Given exercise — Please state how many lines in the records contain the string "Stock", with no words besides the number.

Data for the task —

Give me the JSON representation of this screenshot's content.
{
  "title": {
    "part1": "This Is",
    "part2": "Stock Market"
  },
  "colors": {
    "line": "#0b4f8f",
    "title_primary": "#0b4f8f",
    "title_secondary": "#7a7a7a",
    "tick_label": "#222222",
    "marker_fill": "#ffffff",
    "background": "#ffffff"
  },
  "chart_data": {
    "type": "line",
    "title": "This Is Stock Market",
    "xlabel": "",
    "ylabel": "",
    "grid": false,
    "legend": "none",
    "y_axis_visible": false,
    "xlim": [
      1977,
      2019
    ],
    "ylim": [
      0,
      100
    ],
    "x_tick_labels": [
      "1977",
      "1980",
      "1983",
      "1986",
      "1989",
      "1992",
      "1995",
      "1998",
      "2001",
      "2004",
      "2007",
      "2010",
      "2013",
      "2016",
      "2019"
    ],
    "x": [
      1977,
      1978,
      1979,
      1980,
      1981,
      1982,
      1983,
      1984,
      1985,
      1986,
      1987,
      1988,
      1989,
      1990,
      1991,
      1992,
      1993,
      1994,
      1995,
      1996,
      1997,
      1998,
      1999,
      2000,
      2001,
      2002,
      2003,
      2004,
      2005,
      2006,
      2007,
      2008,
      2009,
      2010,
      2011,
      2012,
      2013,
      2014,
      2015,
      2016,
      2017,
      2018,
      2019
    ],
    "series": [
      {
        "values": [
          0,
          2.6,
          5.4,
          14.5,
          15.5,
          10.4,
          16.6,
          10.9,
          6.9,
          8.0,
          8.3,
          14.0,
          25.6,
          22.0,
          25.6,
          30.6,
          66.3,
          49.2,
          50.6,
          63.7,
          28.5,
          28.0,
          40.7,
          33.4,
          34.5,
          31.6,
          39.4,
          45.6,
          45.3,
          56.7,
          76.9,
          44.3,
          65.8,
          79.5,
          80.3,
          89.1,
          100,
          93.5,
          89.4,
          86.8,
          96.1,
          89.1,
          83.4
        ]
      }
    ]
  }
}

Written reply — 2